Dataset entries
[start]

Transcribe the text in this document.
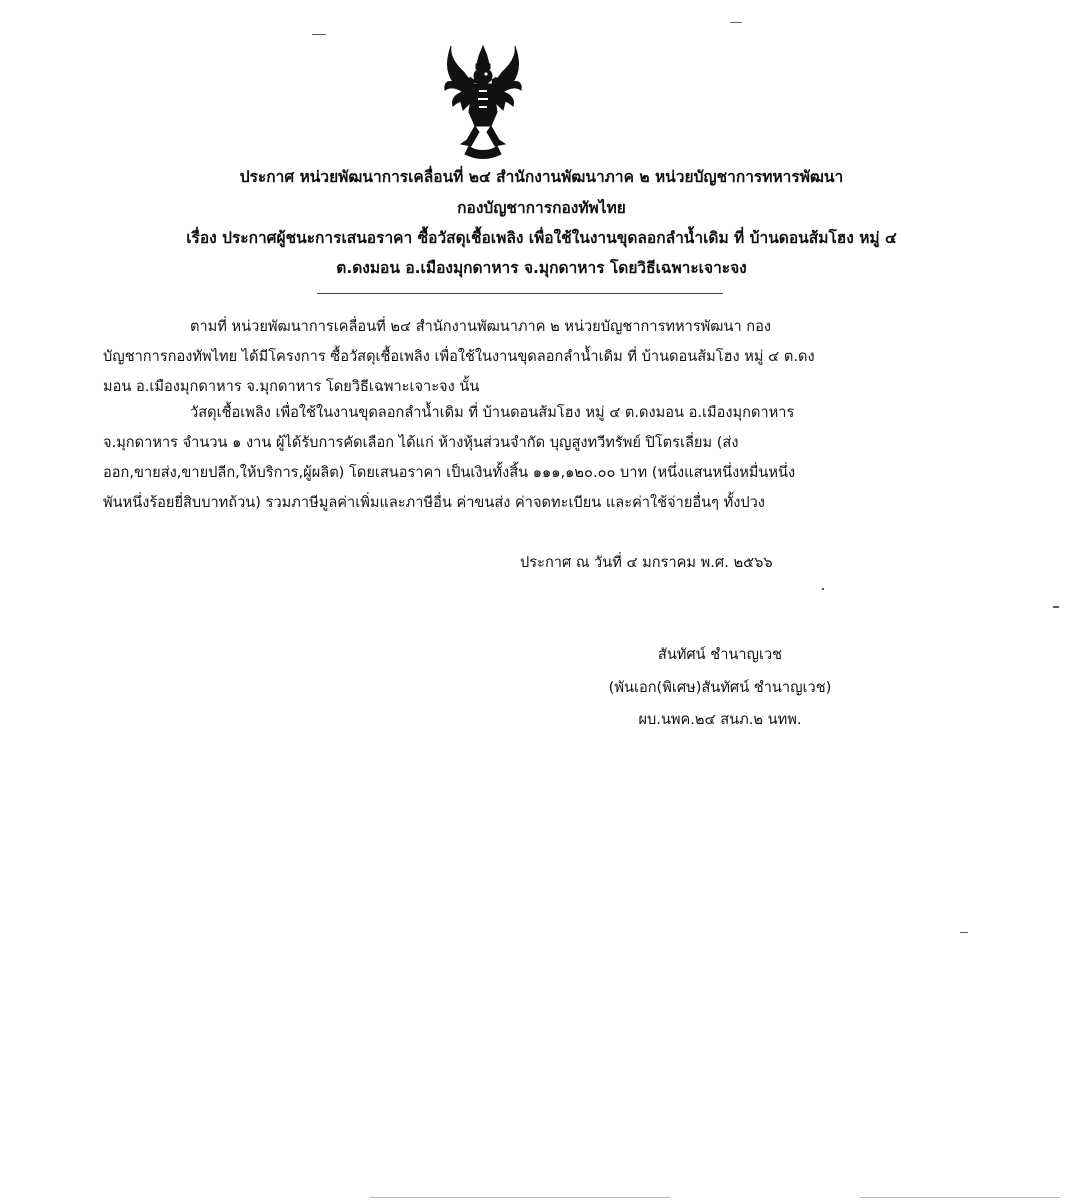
ประกาศ หน่วยพัฒนาการเคลื่อนที่ ๒๔ สำนักงานพัฒนาภาค ๒ หน่วยบัญชาการทหารพัฒนา
กองบัญชาการกองทัพไทย
เรื่อง ประกาศผู้ชนะการเสนอราคา ซื้อวัสดุเชื้อเพลิง เพื่อใช้ในงานขุดลอกลำน้ำเดิม ที่ บ้านดอนส้มโฮง หมู่ ๔
ต.ดงมอน อ.เมืองมุกดาหาร จ.มุกดาหาร โดยวิธีเฉพาะเจาะจง
ตามที่ หน่วยพัฒนาการเคลื่อนที่ ๒๔ สำนักงานพัฒนาภาค ๒ หน่วยบัญชาการทหารพัฒนา กอง
บัญชาการกองทัพไทย ได้มีโครงการ ซื้อวัสดุเชื้อเพลิง เพื่อใช้ในงานขุดลอกลำน้ำเดิม ที่ บ้านดอนส้มโฮง หมู่ ๔ ต.ดง
มอน อ.เมืองมุกดาหาร จ.มุกดาหาร โดยวิธีเฉพาะเจาะจง นั้น
วัสดุเชื้อเพลิง เพื่อใช้ในงานขุดลอกลำน้ำเดิม ที่ บ้านดอนส้มโฮง หมู่ ๔ ต.ดงมอน อ.เมืองมุกดาหาร
จ.มุกดาหาร จำนวน ๑ งาน ผู้ได้รับการคัดเลือก ได้แก่ ห้างหุ้นส่วนจำกัด บุญสูงทวีทรัพย์ ปิโตรเลี่ยม (ส่ง
ออก,ขายส่ง,ขายปลีก,ให้บริการ,ผู้ผลิต) โดยเสนอราคา เป็นเงินทั้งสิ้น ๑๑๑,๑๒๐.๐๐ บาท (หนึ่งแสนหนึ่งหมื่นหนึ่ง
พันหนึ่งร้อยยี่สิบบาทถ้วน) รวมภาษีมูลค่าเพิ่มและภาษีอื่น ค่าขนส่ง ค่าจดทะเบียน และค่าใช้จ่ายอื่นๆ ทั้งปวง
ประกาศ ณ วันที่ ๔ มกราคม พ.ศ. ๒๕๖๖
สันทัศน์ ชำนาญเวช
(พันเอก(พิเศษ)สันทัศน์ ชำนาญเวช)
ผบ.นพค.๒๔ สนภ.๒ นทพ.
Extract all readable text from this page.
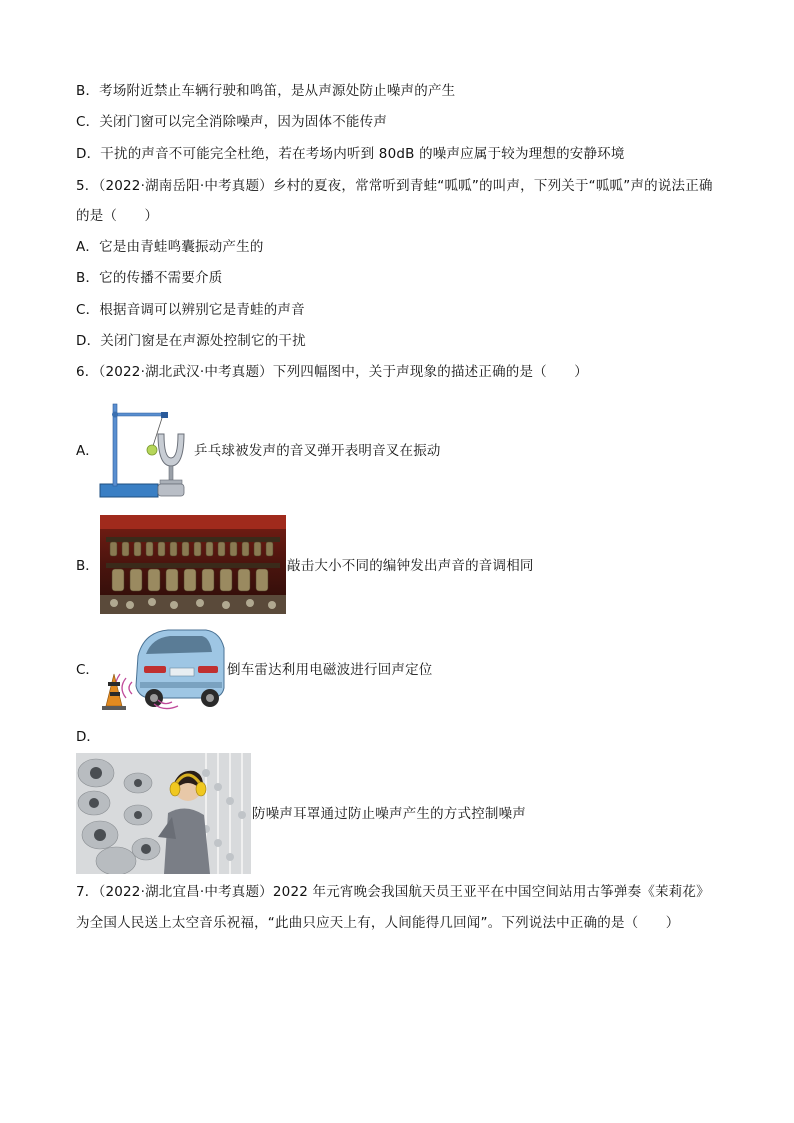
B．考场附近禁止车辆行驶和鸣笛，是从声源处防止噪声的产生
C．关闭门窗可以完全消除噪声，因为固体不能传声
D．干扰的声音不可能完全杜绝，若在考场内听到 80dB 的噪声应属于较为理想的安静环境
5．（2022·湖南岳阳·中考真题）乡村的夏夜，常常听到青蛙“呱呱”的叫声，下列关于“呱呱”声的说法正确
的是（　　）
A．它是由青蛙鸣囊振动产生的
B．它的传播不需要介质
C．根据音调可以辨别它是青蛙的声音
D．关闭门窗是在声源处控制它的干扰
6．（2022·湖北武汉·中考真题）下列四幅图中，关于声现象的描述正确的是（　　）
A．	乒乓球被发声的音叉弹开表明音叉在振动
B．	敲击大小不同的编钟发出声音的音调相同
C．	倒车雷达利用电磁波进行回声定位
D．
防噪声耳罩通过防止噪声产生的方式控制噪声
7．（2022·湖北宜昌·中考真题）2022 年元宵晚会我国航天员王亚平在中国空间站用古筝弹奏《茉莉花》
为全国人民送上太空音乐祝福，“此曲只应天上有，人间能得几回闻”。下列说法中正确的是（　　）
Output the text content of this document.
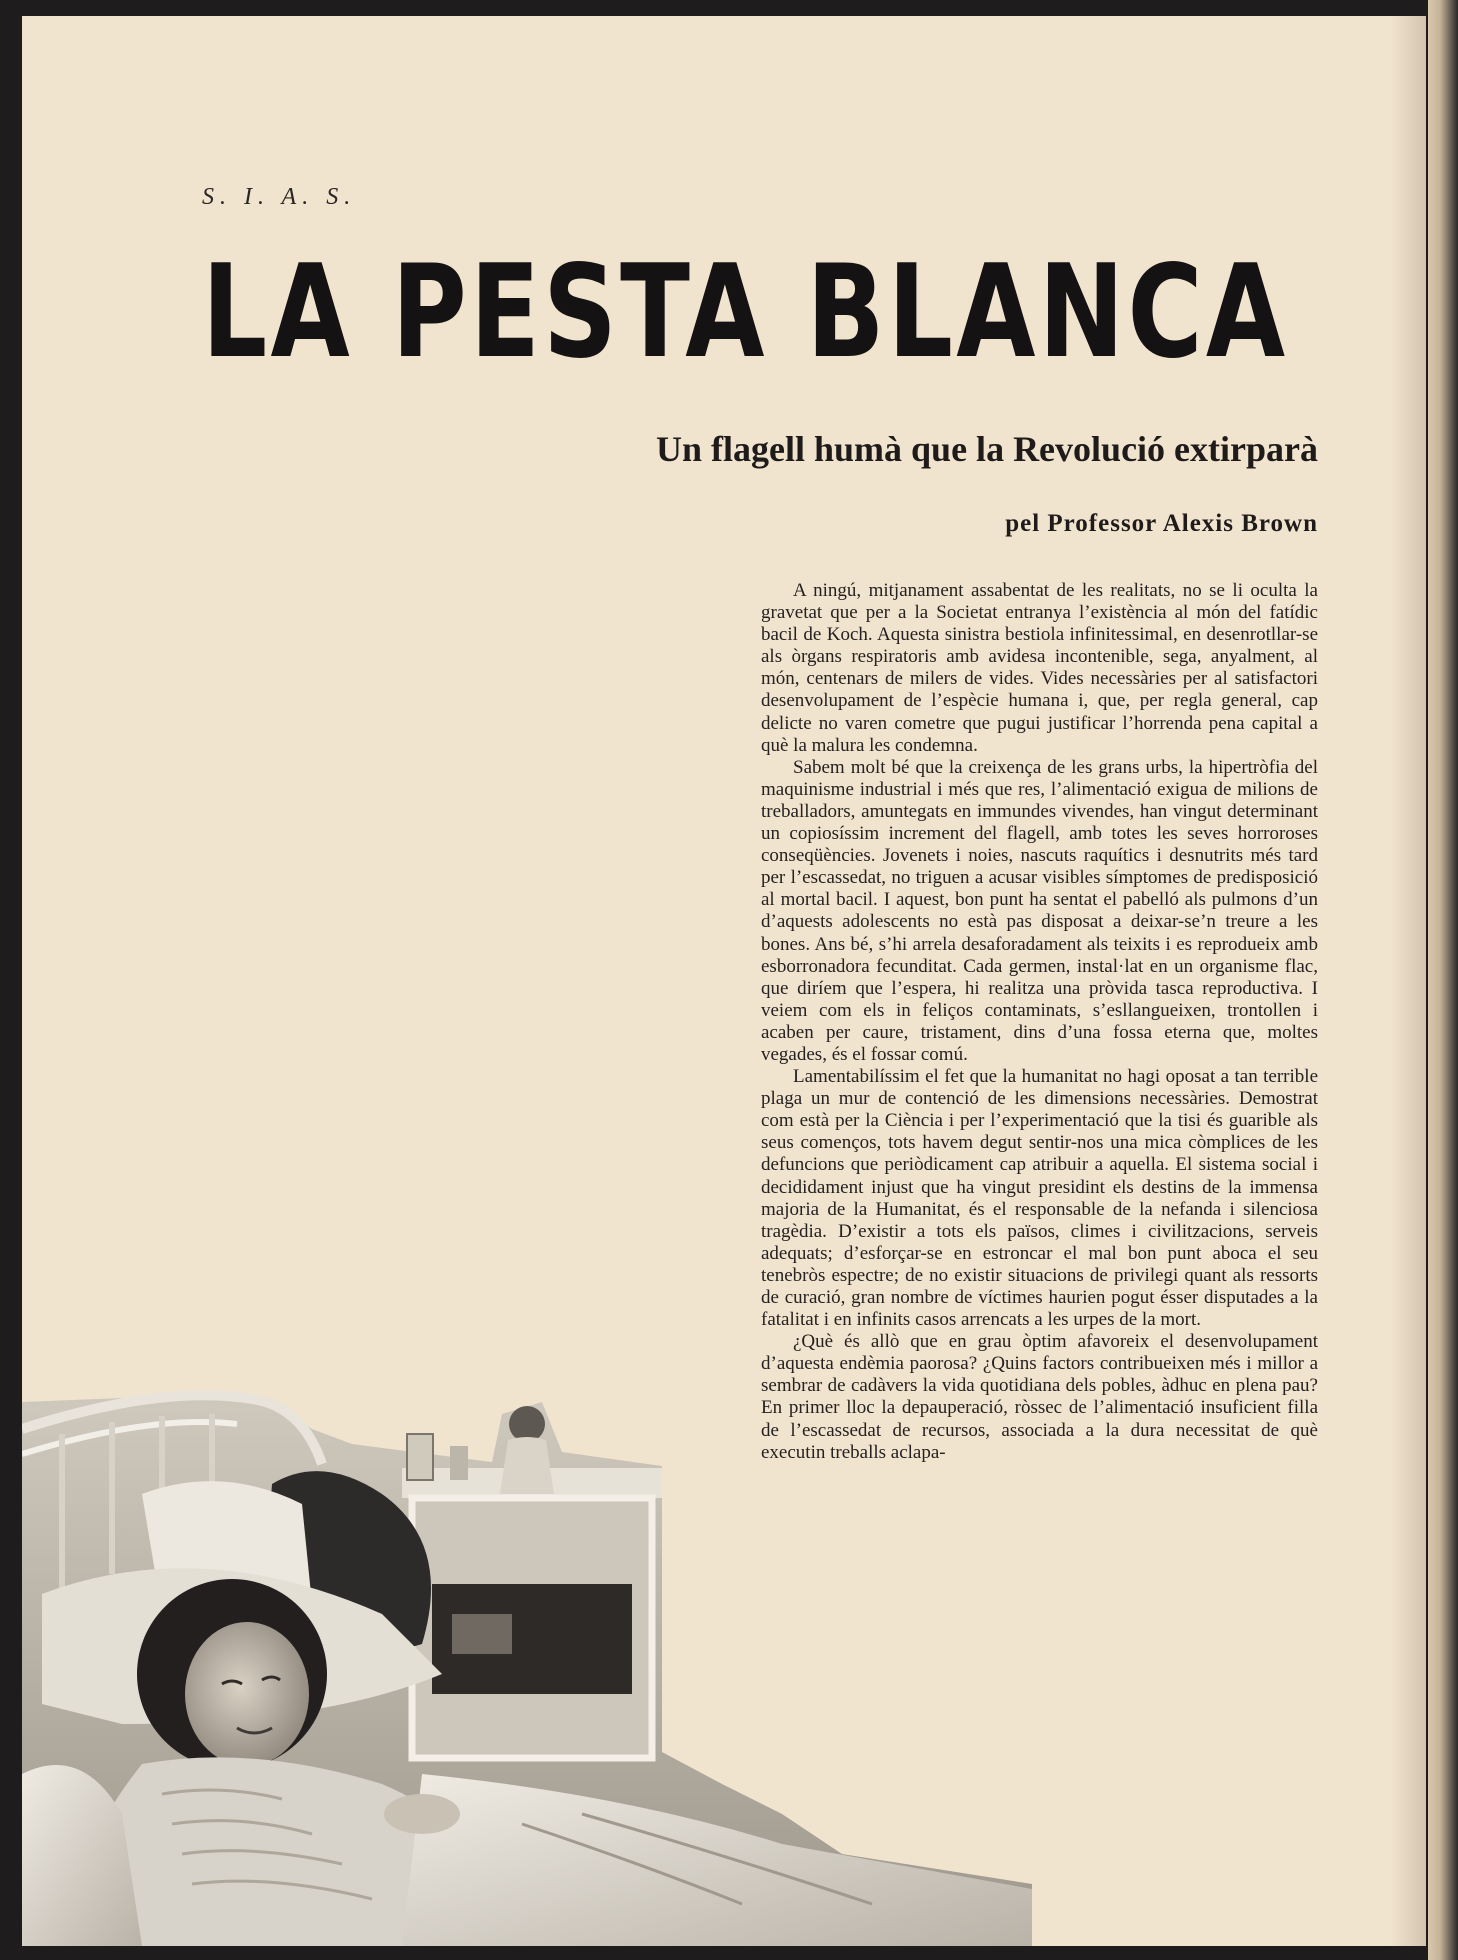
S. I. A. S.
LA PESTA BLANCA
Un flagell humà que la Revolució extirparà
pel Professor Alexis Brown

A ningú, mitjanament assabentat de les realitats, no se li oculta la gravetat que per a la Societat entranya l’existència al món del fatídic bacil de Koch. Aquesta sinistra bestiola infinitessimal, en desenrotllar-se als òrgans respiratoris amb avidesa incontenible, sega, anyalment, al món, centenars de milers de vides. Vides necessàries per al satisfactori desenvolupament de l’espècie humana i, que, per regla general, cap delicte no varen cometre que pugui justificar l’horrenda pena capital a què la malura les condemna.

Sabem molt bé que la creixença de les grans urbs, la hipertròfia del maquinisme industrial i més que res, l’alimentació exigua de milions de treballadors, amuntegats en immundes vivendes, han vingut determinant un copiosíssim increment del flagell, amb totes les seves horroroses conseqüències. Jovenets i noies, nascuts raquítics i desnutrits més tard per l’escassedat, no triguen a acusar visibles símptomes de predisposició al mortal bacil. I aquest, bon punt ha sentat el pabelló als pulmons d’un d’aquests adolescents no està pas disposat a deixar-se’n treure a les bones. Ans bé, s’hi arrela desaforadament als teixits i es reprodueix amb esborronadora fecunditat. Cada germen, instal·lat en un organisme flac, que diríem que l’espera, hi realitza una pròvida tasca reproductiva. I veiem com els in feliços contaminats, s’esllangueixen, trontollen i acaben per caure, tristament, dins d’una fossa eterna que, moltes vegades, és el fossar comú.

Lamentabilíssim el fet que la humanitat no hagi oposat a tan terrible plaga un mur de contenció de les dimensions necessàries. Demostrat com està per la Ciència i per l’experimentació que la tisi és guarible als seus començos, tots havem degut sentir-nos una mica còmplices de les defuncions que periòdicament cap atribuir a aquella. El sistema social i decididament injust que ha vingut presidint els destins de la immensa majoria de la Humanitat, és el responsable de la nefanda i silenciosa tragèdia. D’existir a tots els països, climes i civilitzacions, serveis adequats; d’esforçar-se en estroncar el mal bon punt aboca el seu tenebròs espectre; de no existir situacions de privilegi quant als ressorts de curació, gran nombre de víctimes haurien pogut ésser disputades a la fatalitat i en infinits casos arrencats a les urpes de la mort.

¿Què és allò que en grau òptim afavoreix el desenvolupament d’aquesta endèmia paorosa? ¿Quins factors contribueixen més i millor a sembrar de cadàvers la vida quotidiana dels pobles, àdhuc en plena pau? En primer lloc la depauperació, ròssec de l’alimentació insuficient filla de l’escassedat de recursos, associada a la dura necessitat de què executin treballs aclapa-
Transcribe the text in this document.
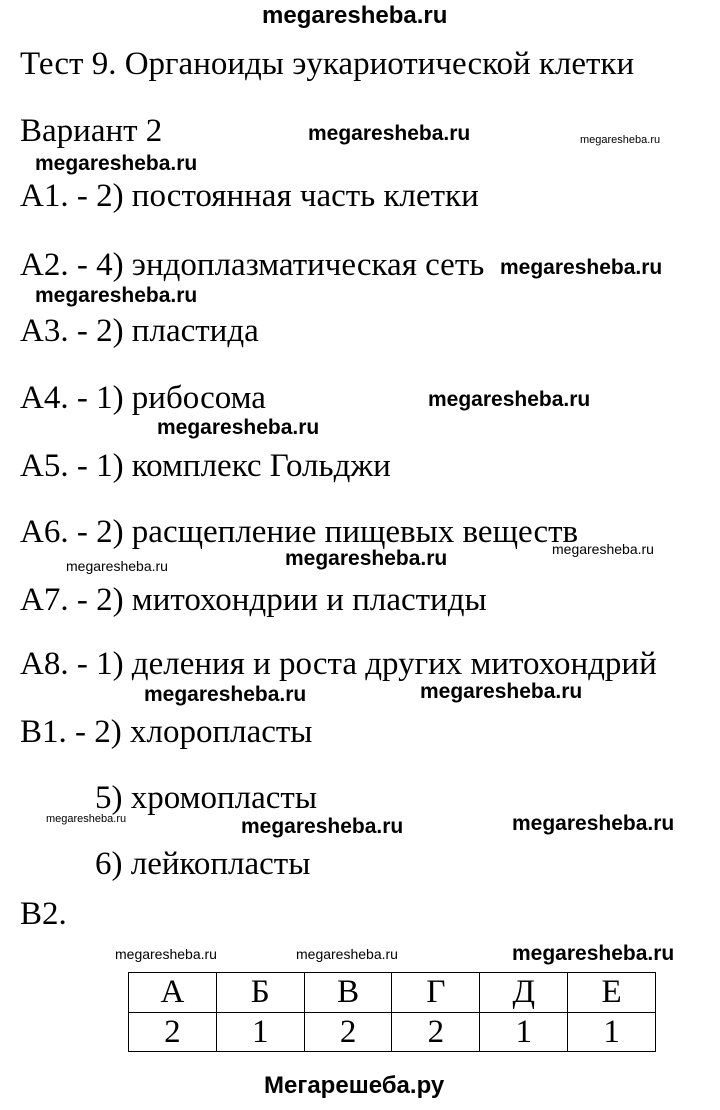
megaresheba.ru
Тест 9. Органоиды эукариотической клетки
Вариант 2	megaresheba.ru	megaresheba.ru
megaresheba.ru
А1. - 2) постоянная часть клетки
А2. - 4) эндоплазматическая сеть megaresheba.ru
megaresheba.ru
А3. - 2) пластида
А4. - 1) рибосома	megaresheba.ru
megaresheba.ru
А5. - 1) комплекс Гольджи
А6. - 2) расщепление пищевых веществ
megaresheba.ru
megaresheba.ru
megaresheba.ru
А7. - 2) митохондрии и пластиды
А8. - 1) деления и роста других митохондрий
megaresheba.ru	megaresheba.ru
В1. - 2) хлоропласты
5) хромопласты
megaresheba.ru	megaresheba.ru	megaresheba.ru
6) лейкопласты
В2.
megaresheba.ru	megaresheba.ru	megaresheba.ru
А	Б	В	Г	Д	Е
2	1	2	2	1	1
Мегарешеба.ру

[end]

Given request ▸ Gather each line in the entries above where the string "ดงมอน" is found.

Full output ▸
ต.ดงมอน อ.เมืองมุกดาหาร จ.มุกดาหาร โดยวิธีเฉพาะเจาะจง
วัสดุเชื้อเพลิง เพื่อใช้ในงานขุดลอกลำน้ำเดิม ที่ บ้านดอนส้มโฮง หมู่ ๔ ต.ดงมอน อ.เมืองมุกดาหาร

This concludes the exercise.